# What you will do
Report every line in the listing below where the string "JSON" shows up.
[Begin Material shown]
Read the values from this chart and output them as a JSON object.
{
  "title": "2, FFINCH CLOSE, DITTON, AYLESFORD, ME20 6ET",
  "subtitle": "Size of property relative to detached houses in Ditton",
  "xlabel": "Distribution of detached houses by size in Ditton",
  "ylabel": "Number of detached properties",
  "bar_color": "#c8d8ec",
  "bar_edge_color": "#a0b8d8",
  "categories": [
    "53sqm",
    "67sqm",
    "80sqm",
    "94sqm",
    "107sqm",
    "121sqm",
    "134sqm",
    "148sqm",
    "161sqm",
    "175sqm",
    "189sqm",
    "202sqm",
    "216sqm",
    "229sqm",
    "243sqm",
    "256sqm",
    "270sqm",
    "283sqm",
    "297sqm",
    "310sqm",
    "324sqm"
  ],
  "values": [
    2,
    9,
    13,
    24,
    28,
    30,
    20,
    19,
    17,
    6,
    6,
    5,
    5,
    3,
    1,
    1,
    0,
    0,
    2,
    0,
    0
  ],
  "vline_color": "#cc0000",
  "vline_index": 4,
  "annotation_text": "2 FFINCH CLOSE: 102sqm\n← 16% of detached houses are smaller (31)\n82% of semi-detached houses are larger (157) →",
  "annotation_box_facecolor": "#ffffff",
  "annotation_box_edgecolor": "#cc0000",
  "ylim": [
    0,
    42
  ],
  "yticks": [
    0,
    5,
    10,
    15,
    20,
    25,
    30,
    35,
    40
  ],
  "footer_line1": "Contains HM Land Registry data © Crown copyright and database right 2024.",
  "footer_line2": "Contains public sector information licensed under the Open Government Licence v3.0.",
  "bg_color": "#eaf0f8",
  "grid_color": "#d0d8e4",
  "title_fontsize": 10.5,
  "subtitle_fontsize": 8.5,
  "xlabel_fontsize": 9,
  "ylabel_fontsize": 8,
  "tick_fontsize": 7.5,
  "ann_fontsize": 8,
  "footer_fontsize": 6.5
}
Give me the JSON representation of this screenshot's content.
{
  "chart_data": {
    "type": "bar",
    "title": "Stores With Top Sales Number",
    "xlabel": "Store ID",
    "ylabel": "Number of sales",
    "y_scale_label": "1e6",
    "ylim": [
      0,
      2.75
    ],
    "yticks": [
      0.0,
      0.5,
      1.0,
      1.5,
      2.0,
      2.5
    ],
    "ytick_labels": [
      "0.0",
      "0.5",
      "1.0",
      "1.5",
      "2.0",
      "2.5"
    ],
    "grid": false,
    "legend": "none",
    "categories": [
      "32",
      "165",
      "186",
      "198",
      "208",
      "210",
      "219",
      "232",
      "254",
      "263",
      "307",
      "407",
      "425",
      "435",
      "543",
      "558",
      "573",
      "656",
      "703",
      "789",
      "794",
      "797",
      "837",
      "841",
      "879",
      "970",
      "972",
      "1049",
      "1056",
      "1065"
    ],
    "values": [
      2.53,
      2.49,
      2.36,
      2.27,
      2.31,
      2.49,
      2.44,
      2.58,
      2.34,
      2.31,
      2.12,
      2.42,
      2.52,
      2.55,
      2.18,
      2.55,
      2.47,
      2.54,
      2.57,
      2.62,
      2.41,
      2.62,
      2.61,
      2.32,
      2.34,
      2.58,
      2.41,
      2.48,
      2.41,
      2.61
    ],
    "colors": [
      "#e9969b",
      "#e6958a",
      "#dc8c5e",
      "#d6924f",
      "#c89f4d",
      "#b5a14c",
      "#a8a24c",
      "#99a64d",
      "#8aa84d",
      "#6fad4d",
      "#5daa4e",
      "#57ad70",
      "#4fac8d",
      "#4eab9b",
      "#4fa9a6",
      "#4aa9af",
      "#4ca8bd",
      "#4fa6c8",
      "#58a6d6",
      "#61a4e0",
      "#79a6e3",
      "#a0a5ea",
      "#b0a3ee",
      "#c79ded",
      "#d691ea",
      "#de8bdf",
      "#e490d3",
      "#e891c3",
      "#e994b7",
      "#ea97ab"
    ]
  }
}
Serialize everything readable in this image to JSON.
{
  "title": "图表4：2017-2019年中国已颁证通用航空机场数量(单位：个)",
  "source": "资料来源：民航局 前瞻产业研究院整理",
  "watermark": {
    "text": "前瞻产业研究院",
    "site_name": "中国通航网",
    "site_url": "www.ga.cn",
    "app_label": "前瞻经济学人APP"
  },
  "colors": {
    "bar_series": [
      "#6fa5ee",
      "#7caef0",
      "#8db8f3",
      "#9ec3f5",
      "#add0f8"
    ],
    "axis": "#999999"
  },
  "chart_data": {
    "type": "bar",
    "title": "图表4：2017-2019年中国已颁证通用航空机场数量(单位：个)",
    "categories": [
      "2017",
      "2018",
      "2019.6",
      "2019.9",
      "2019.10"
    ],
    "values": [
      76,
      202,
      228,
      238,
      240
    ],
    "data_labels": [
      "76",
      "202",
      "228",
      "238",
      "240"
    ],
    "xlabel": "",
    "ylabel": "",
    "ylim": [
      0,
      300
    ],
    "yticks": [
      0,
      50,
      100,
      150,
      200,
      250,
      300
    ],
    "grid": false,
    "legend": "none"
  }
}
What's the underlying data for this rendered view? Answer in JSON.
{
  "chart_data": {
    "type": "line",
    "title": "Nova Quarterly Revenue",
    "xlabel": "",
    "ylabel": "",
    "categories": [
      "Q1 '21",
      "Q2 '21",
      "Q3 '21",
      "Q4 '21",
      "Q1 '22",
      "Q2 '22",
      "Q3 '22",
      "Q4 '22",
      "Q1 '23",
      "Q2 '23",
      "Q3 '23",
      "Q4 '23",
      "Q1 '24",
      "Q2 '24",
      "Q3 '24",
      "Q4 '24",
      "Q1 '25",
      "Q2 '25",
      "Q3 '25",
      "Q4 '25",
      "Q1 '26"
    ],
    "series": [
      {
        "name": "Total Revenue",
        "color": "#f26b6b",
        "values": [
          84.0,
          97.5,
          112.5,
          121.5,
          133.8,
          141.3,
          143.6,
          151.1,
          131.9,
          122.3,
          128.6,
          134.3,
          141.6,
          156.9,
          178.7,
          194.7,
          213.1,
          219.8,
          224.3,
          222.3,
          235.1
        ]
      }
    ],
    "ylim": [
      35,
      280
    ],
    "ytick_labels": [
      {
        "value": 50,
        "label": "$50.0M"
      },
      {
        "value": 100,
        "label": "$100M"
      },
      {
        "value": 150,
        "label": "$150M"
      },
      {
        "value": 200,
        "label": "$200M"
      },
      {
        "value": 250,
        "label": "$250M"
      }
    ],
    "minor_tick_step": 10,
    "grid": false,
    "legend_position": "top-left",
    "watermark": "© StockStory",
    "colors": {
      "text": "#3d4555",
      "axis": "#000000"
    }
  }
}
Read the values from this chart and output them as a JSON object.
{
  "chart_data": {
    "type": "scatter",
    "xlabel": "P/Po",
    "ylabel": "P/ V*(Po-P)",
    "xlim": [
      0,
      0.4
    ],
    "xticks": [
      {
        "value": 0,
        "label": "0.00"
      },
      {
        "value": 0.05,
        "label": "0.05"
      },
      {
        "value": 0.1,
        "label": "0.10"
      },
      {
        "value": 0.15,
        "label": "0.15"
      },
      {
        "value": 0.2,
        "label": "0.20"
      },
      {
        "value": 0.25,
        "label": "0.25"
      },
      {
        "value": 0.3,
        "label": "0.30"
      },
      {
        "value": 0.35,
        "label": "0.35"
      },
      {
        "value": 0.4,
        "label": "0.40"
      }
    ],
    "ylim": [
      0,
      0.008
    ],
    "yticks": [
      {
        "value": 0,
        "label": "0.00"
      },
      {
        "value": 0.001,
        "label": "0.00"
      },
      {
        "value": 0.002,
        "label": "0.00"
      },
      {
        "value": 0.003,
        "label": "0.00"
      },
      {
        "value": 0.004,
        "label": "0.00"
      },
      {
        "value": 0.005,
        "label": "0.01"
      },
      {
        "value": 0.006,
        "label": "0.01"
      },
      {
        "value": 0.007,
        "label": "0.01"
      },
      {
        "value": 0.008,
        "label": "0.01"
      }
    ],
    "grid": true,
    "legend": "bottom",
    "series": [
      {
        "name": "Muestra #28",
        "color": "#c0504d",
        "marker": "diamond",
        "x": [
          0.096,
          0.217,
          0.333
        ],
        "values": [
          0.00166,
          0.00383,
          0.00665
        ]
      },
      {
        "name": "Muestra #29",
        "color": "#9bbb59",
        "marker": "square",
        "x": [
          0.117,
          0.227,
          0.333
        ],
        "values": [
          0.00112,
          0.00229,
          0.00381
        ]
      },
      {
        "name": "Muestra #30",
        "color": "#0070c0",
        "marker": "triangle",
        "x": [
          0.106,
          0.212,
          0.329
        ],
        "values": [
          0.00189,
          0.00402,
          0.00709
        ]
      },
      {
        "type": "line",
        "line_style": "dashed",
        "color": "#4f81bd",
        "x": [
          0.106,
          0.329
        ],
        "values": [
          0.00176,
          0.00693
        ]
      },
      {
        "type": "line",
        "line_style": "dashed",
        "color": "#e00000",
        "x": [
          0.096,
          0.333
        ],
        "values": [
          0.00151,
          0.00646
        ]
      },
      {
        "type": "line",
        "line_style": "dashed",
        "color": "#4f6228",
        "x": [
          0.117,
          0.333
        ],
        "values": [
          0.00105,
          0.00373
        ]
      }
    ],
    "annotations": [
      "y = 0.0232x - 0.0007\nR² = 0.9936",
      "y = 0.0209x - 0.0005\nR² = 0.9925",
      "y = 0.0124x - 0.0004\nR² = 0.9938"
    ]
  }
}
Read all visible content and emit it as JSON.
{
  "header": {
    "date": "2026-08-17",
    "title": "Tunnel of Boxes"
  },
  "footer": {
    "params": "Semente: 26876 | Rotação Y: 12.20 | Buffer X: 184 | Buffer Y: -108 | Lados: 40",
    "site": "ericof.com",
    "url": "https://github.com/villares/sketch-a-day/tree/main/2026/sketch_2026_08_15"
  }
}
[End Material shown]
# In response
Read the values from this chart and output them as a JSON object.
Give me the JSON representation of this screenshot's content.
Serialize everything readable in this image to JSON.
What's the underlying data for this rendered view? Answer in JSON.
Read the values from this chart and output them as a JSON object.
Read all visible content and emit it as JSON.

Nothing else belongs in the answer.